* **DIRECTIVE**: Copy the entries below exactly. Images do not belong in the copy.

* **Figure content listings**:
============================================================

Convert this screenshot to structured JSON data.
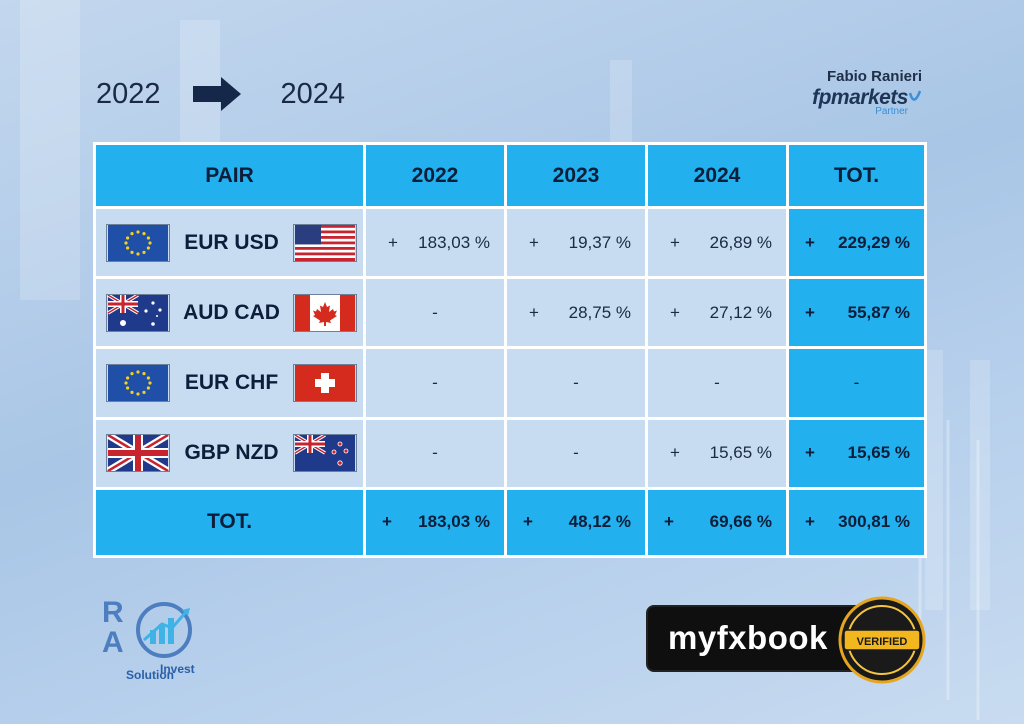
{
  "header": {
    "year_from": "2022",
    "year_to": "2024"
  },
  "brand": {
    "name": "Fabio Ranieri",
    "logo": "fpmarkets",
    "sub": "Partner"
  },
  "table": {
    "headers": [
      "PAIR",
      "2022",
      "2023",
      "2024",
      "TOT."
    ],
    "rows": [
      {
        "pair": "EUR USD",
        "flag_left": "eu-flag",
        "flag_right": "us-flag",
        "y2022": "183,03 %",
        "y2023": "19,37 %",
        "y2024": "26,89 %",
        "tot": "229,29 %"
      },
      {
        "pair": "AUD CAD",
        "flag_left": "au-flag",
        "flag_right": "ca-flag",
        "y2022": "-",
        "y2023": "28,75 %",
        "y2024": "27,12 %",
        "tot": "55,87 %"
      },
      {
        "pair": "EUR CHF",
        "flag_left": "eu-flag",
        "flag_right": "ch-flag",
        "y2022": "-",
        "y2023": "-",
        "y2024": "-",
        "tot": "-"
      },
      {
        "pair": "GBP NZD",
        "flag_left": "gb-flag",
        "flag_right": "nz-flag",
        "y2022": "-",
        "y2023": "-",
        "y2024": "15,65 %",
        "tot": "15,65 %"
      }
    ],
    "total_row": {
      "label": "TOT.",
      "y2022": "183,03 %",
      "y2023": "48,12 %",
      "y2024": "69,66 %",
      "tot": "300,81 %"
    },
    "plus_sign": "+"
  },
  "logos": {
    "ra": {
      "r": "R",
      "a": "A",
      "invest": "Invest",
      "solution": "Solution"
    },
    "myfxbook": {
      "text": "myfxbook",
      "seal_text": "VERIFIED"
    }
  },
  "colors": {
    "header_cyan": "#22b1ee",
    "cell_light": "#c7dbf1",
    "text_navy": "#0c1e3a"
  }
}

============================================================

* **WORKED ANSWER**:
Convert this screenshot to structured JSON data.
{
  "header": {
    "year_from": "2022",
    "year_to": "2024"
  },
  "brand": {
    "name": "Fabio Ranieri",
    "logo": "fpmarkets",
    "sub": "Partner"
  },
  "table": {
    "headers": [
      "PAIR",
      "2022",
      "2023",
      "2024",
      "TOT."
    ],
    "rows": [
      {
        "pair": "EUR USD",
        "flag_left": "eu-flag",
        "flag_right": "us-flag",
        "y2022": "183,03 %",
        "y2023": "19,37 %",
        "y2024": "26,89 %",
        "tot": "229,29 %"
      },
      {
        "pair": "AUD CAD",
        "flag_left": "au-flag",
        "flag_right": "ca-flag",
        "y2022": "-",
        "y2023": "28,75 %",
        "y2024": "27,12 %",
        "tot": "55,87 %"
      },
      {
        "pair": "EUR CHF",
        "flag_left": "eu-flag",
        "flag_right": "ch-flag",
        "y2022": "-",
        "y2023": "-",
        "y2024": "-",
        "tot": "-"
      },
      {
        "pair": "GBP NZD",
        "flag_left": "gb-flag",
        "flag_right": "nz-flag",
        "y2022": "-",
        "y2023": "-",
        "y2024": "15,65 %",
        "tot": "15,65 %"
      }
    ],
    "total_row": {
      "label": "TOT.",
      "y2022": "183,03 %",
      "y2023": "48,12 %",
      "y2024": "69,66 %",
      "tot": "300,81 %"
    },
    "plus_sign": "+"
  },
  "logos": {
    "ra": {
      "r": "R",
      "a": "A",
      "invest": "Invest",
      "solution": "Solution"
    },
    "myfxbook": {
      "text": "myfxbook",
      "seal_text": "VERIFIED"
    }
  },
  "colors": {
    "header_cyan": "#22b1ee",
    "cell_light": "#c7dbf1",
    "text_navy": "#0c1e3a"
  }
}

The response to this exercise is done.